**Required task**: Find the lines with "Android" in them and copy them out.

(Data excerpts)

* * * * * * * * *

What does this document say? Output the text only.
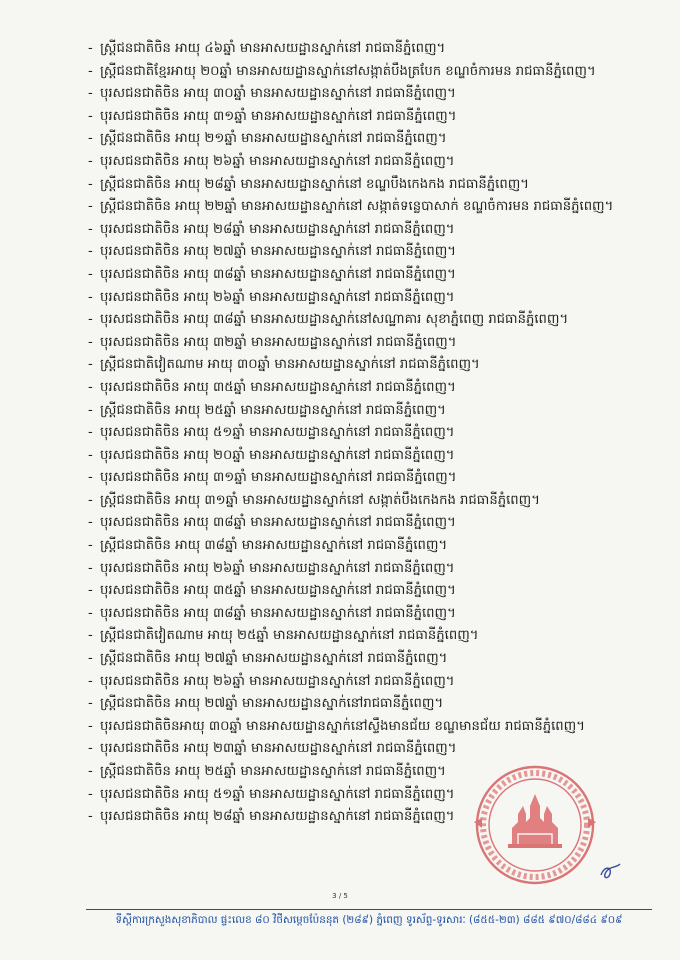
- ស្ត្រីជនជាតិចិន អាយុ ៤៦ឆ្នាំ មានអាសយដ្ឋានស្នាក់នៅ រាជធានីភ្នំពេញ។
- ស្ត្រីជនជាតិខ្មែរអាយុ ២០ឆ្នាំ មានអាសយដ្ឋានស្នាក់នៅសង្កាត់បឹងត្របែក ខណ្ឌចំការមន រាជធានីភ្នំពេញ។
- បុរសជនជាតិចិន អាយុ ៣០ឆ្នាំ មានអាសយដ្ឋានស្នាក់នៅ រាជធានីភ្នំពេញ។
- បុរសជនជាតិចិន អាយុ ៣១ឆ្នាំ មានអាសយដ្ឋានស្នាក់នៅ រាជធានីភ្នំពេញ។
- ស្ត្រីជនជាតិចិន អាយុ ២១ឆ្នាំ មានអាសយដ្ឋានស្នាក់នៅ រាជធានីភ្នំពេញ។
- បុរសជនជាតិចិន អាយុ ២៦ឆ្នាំ មានអាសយដ្ឋានស្នាក់នៅ រាជធានីភ្នំពេញ។
- ស្ត្រីជនជាតិចិន អាយុ ២៨ឆ្នាំ មានអាសយដ្ឋានស្នាក់នៅ ខណ្ឌបឹងកេងកង រាជធានីភ្នំពេញ។
- ស្ត្រីជនជាតិចិន អាយុ ២២ឆ្នាំ មានអាសយដ្ឋានស្នាក់នៅ សង្កាត់ទន្លេបាសាក់ ខណ្ឌចំការមន រាជធានីភ្នំពេញ។
- បុរសជនជាតិចិន អាយុ ២៨ឆ្នាំ មានអាសយដ្ឋានស្នាក់នៅ រាជធានីភ្នំពេញ។
- បុរសជនជាតិចិន អាយុ ២៧ឆ្នាំ មានអាសយដ្ឋានស្នាក់នៅ រាជធានីភ្នំពេញ។
- បុរសជនជាតិចិន អាយុ ៣៨ឆ្នាំ មានអាសយដ្ឋានស្នាក់នៅ រាជធានីភ្នំពេញ។
- បុរសជនជាតិចិន អាយុ ២៦ឆ្នាំ មានអាសយដ្ឋានស្នាក់នៅ រាជធានីភ្នំពេញ។
- បុរសជនជាតិចិន អាយុ ៣៨ឆ្នាំ មានអាសយដ្ឋានស្នាក់នៅសណ្ឋាគារ សុខាភ្នំពេញ រាជធានីភ្នំពេញ។
- បុរសជនជាតិចិន អាយុ ៣២ឆ្នាំ មានអាសយដ្ឋានស្នាក់នៅ រាជធានីភ្នំពេញ។
- ស្ត្រីជនជាតិវៀតណាម អាយុ ៣០ឆ្នាំ មានអាសយដ្ឋានស្នាក់នៅ រាជធានីភ្នំពេញ។
- បុរសជនជាតិចិន អាយុ ៣៥ឆ្នាំ មានអាសយដ្ឋានស្នាក់នៅ រាជធានីភ្នំពេញ។
- ស្ត្រីជនជាតិចិន អាយុ ២៥ឆ្នាំ មានអាសយដ្ឋានស្នាក់នៅ រាជធានីភ្នំពេញ។
- បុរសជនជាតិចិន អាយុ ៥១ឆ្នាំ មានអាសយដ្ឋានស្នាក់នៅ រាជធានីភ្នំពេញ។
- បុរសជនជាតិចិន អាយុ ២០ឆ្នាំ មានអាសយដ្ឋានស្នាក់នៅ រាជធានីភ្នំពេញ។
- បុរសជនជាតិចិន អាយុ ៣១ឆ្នាំ មានអាសយដ្ឋានស្នាក់នៅ រាជធានីភ្នំពេញ។
- ស្ត្រីជនជាតិចិន អាយុ ៣១ឆ្នាំ មានអាសយដ្ឋានស្នាក់នៅ សង្កាត់បឹងកេងកង រាជធានីភ្នំពេញ។
- បុរសជនជាតិចិន អាយុ ៣៨ឆ្នាំ មានអាសយដ្ឋានស្នាក់នៅ រាជធានីភ្នំពេញ។
- ស្ត្រីជនជាតិចិន អាយុ ៣៨ឆ្នាំ មានអាសយដ្ឋានស្នាក់នៅ រាជធានីភ្នំពេញ។
- បុរសជនជាតិចិន អាយុ ២៦ឆ្នាំ មានអាសយដ្ឋានស្នាក់នៅ រាជធានីភ្នំពេញ។
- បុរសជនជាតិចិន អាយុ ៣៥ឆ្នាំ មានអាសយដ្ឋានស្នាក់នៅ រាជធានីភ្នំពេញ។
- បុរសជនជាតិចិន អាយុ ៣៨ឆ្នាំ មានអាសយដ្ឋានស្នាក់នៅ រាជធានីភ្នំពេញ។
- ស្ត្រីជនជាតិវៀតណាម អាយុ ២៥ឆ្នាំ មានអាសយដ្ឋានស្នាក់នៅ រាជធានីភ្នំពេញ។
- ស្ត្រីជនជាតិចិន អាយុ ២៧ឆ្នាំ មានអាសយដ្ឋានស្នាក់នៅ រាជធានីភ្នំពេញ។
- បុរសជនជាតិចិន អាយុ ២៦ឆ្នាំ មានអាសយដ្ឋានស្នាក់នៅ រាជធានីភ្នំពេញ។
- ស្ត្រីជនជាតិចិន អាយុ ២៧ឆ្នាំ មានអាសយដ្ឋានស្នាក់នៅរាជធានីភ្នំពេញ។
- បុរសជនជាតិចិនអាយុ ៣០ឆ្នាំ មានអាសយដ្ឋានស្នាក់នៅស្ទឹងមានជ័យ ខណ្ឌមានជ័យ រាជធានីភ្នំពេញ។
- បុរសជនជាតិចិន អាយុ ២៣ឆ្នាំ មានអាសយដ្ឋានស្នាក់នៅ រាជធានីភ្នំពេញ។
- ស្ត្រីជនជាតិចិន អាយុ ២៥ឆ្នាំ មានអាសយដ្ឋានស្នាក់នៅ រាជធានីភ្នំពេញ។
- បុរសជនជាតិចិន អាយុ ៥១ឆ្នាំ មានអាសយដ្ឋានស្នាក់នៅ រាជធានីភ្នំពេញ។
- បុរសជនជាតិចិន អាយុ ២៨ឆ្នាំ មានអាសយដ្ឋានស្នាក់នៅ រាជធានីភ្នំពេញ។
3 / 5
ទីស្តីការក្រសួងសុខាភិបាល ផ្ទះលេខ ៨០ វិថីសម្តេចប៉ែននុត (២៨៩) ភ្នំពេញ ទូរស័ព្ទ-ទូរសារៈ (៨៥៥-២៣) ៨៨៥ ៩៧០/៨៨៤ ៩០៩
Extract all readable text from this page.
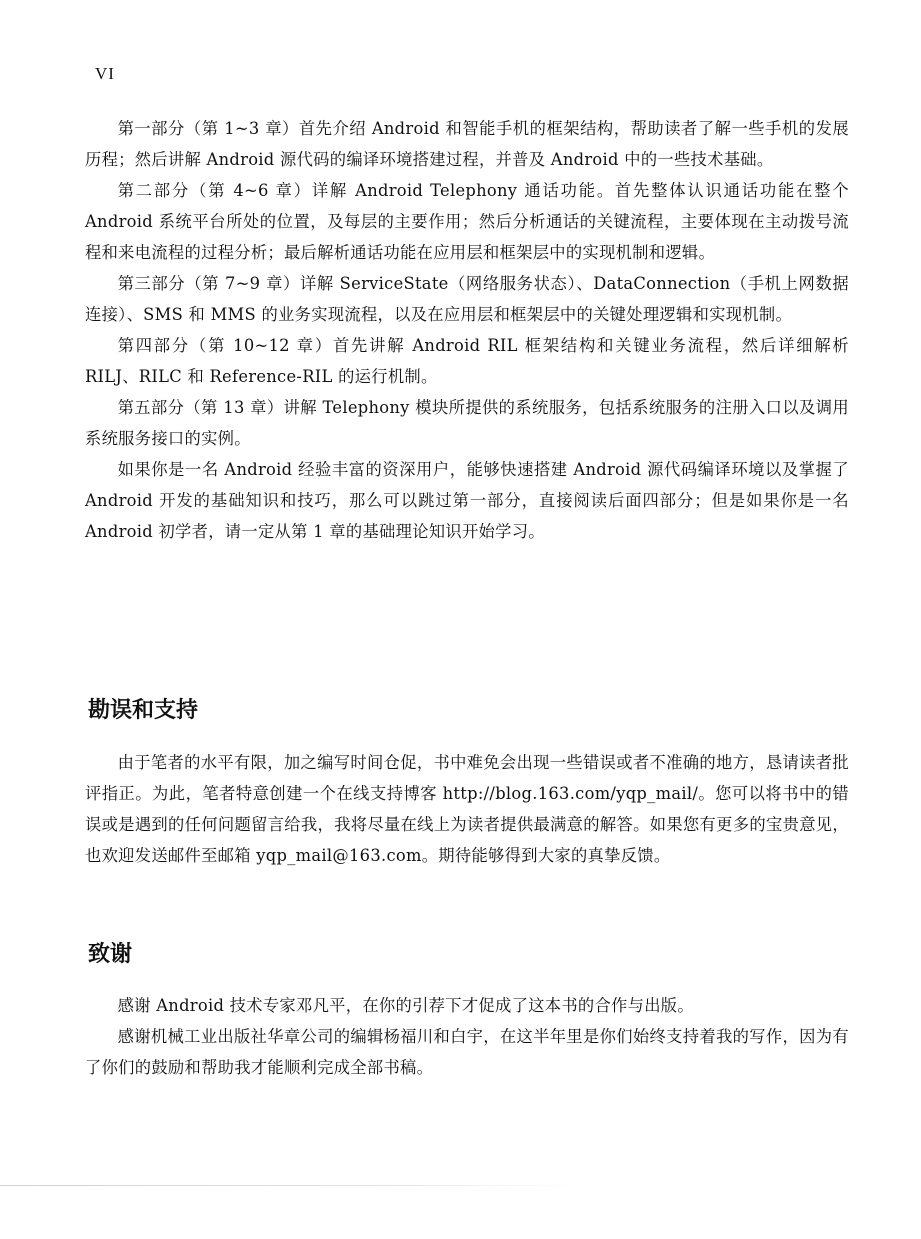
VI

第一部分（第 1~3 章）首先介绍 Android 和智能手机的框架结构，帮助读者了解一些手机的发展历程；然后讲解 Android 源代码的编译环境搭建过程，并普及 Android 中的一些技术基础。

第二部分（第 4~6 章）详解 Android Telephony 通话功能。首先整体认识通话功能在整个 Android 系统平台所处的位置，及每层的主要作用；然后分析通话的关键流程，主要体现在主动拨号流程和来电流程的过程分析；最后解析通话功能在应用层和框架层中的实现机制和逻辑。

第三部分（第 7~9 章）详解 ServiceState（网络服务状态）、DataConnection（手机上网数据连接）、SMS 和 MMS 的业务实现流程，以及在应用层和框架层中的关键处理逻辑和实现机制。

第四部分（第 10~12 章）首先讲解 Android RIL 框架结构和关键业务流程，然后详细解析 RILJ、RILC 和 Reference-RIL 的运行机制。

第五部分（第 13 章）讲解 Telephony 模块所提供的系统服务，包括系统服务的注册入口以及调用系统服务接口的实例。

如果你是一名 Android 经验丰富的资深用户，能够快速搭建 Android 源代码编译环境以及掌握了 Android 开发的基础知识和技巧，那么可以跳过第一部分，直接阅读后面四部分；但是如果你是一名 Android 初学者，请一定从第 1 章的基础理论知识开始学习。

勘误和支持

由于笔者的水平有限，加之编写时间仓促，书中难免会出现一些错误或者不准确的地方，恳请读者批评指正。为此，笔者特意创建一个在线支持博客 http://blog.163.com/yqp_mail/。您可以将书中的错误或是遇到的任何问题留言给我，我将尽量在线上为读者提供最满意的解答。如果您有更多的宝贵意见，也欢迎发送邮件至邮箱 yqp_mail@163.com。期待能够得到大家的真挚反馈。

致谢

感谢 Android 技术专家邓凡平，在你的引荐下才促成了这本书的合作与出版。

感谢机械工业出版社华章公司的编辑杨福川和白宇，在这半年里是你们始终支持着我的写作，因为有了你们的鼓励和帮助我才能顺利完成全部书稿。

* * * * * * * * *

**Output for this task**:
第一部分（第 1~3 章）首先介绍 Android 和智能手机的框架结构，帮助读者了解一些手机的发展历程；然后讲解 Android 源代码的编译环境搭建过程，并普及 Android 中的一些技术基础。
第二部分（第 4~6 章）详解 Android Telephony 通话功能。首先整体认识通话功能在整个 Android 系统平台所处的位置，及每层的主要作用；然后分析通话的关键流程，主要体现在主动拨号流程和来电流程的过程分析；最后解析通话功能在应用层和框架层中的实现机制和逻辑。
第四部分（第 10~12 章）首先讲解 Android RIL 框架结构和关键业务流程，然后详细解析 RILJ、RILC 和 Reference-RIL 的运行机制。
如果你是一名 Android 经验丰富的资深用户，能够快速搭建 Android 源代码编译环境以及掌握了 Android 开发的基础知识和技巧，那么可以跳过第一部分，直接阅读后面四部分；但是如果你是一名 Android 初学者，请一定从第 1 章的基础理论知识开始学习。
感谢 Android 技术专家邓凡平，在你的引荐下才促成了这本书的合作与出版。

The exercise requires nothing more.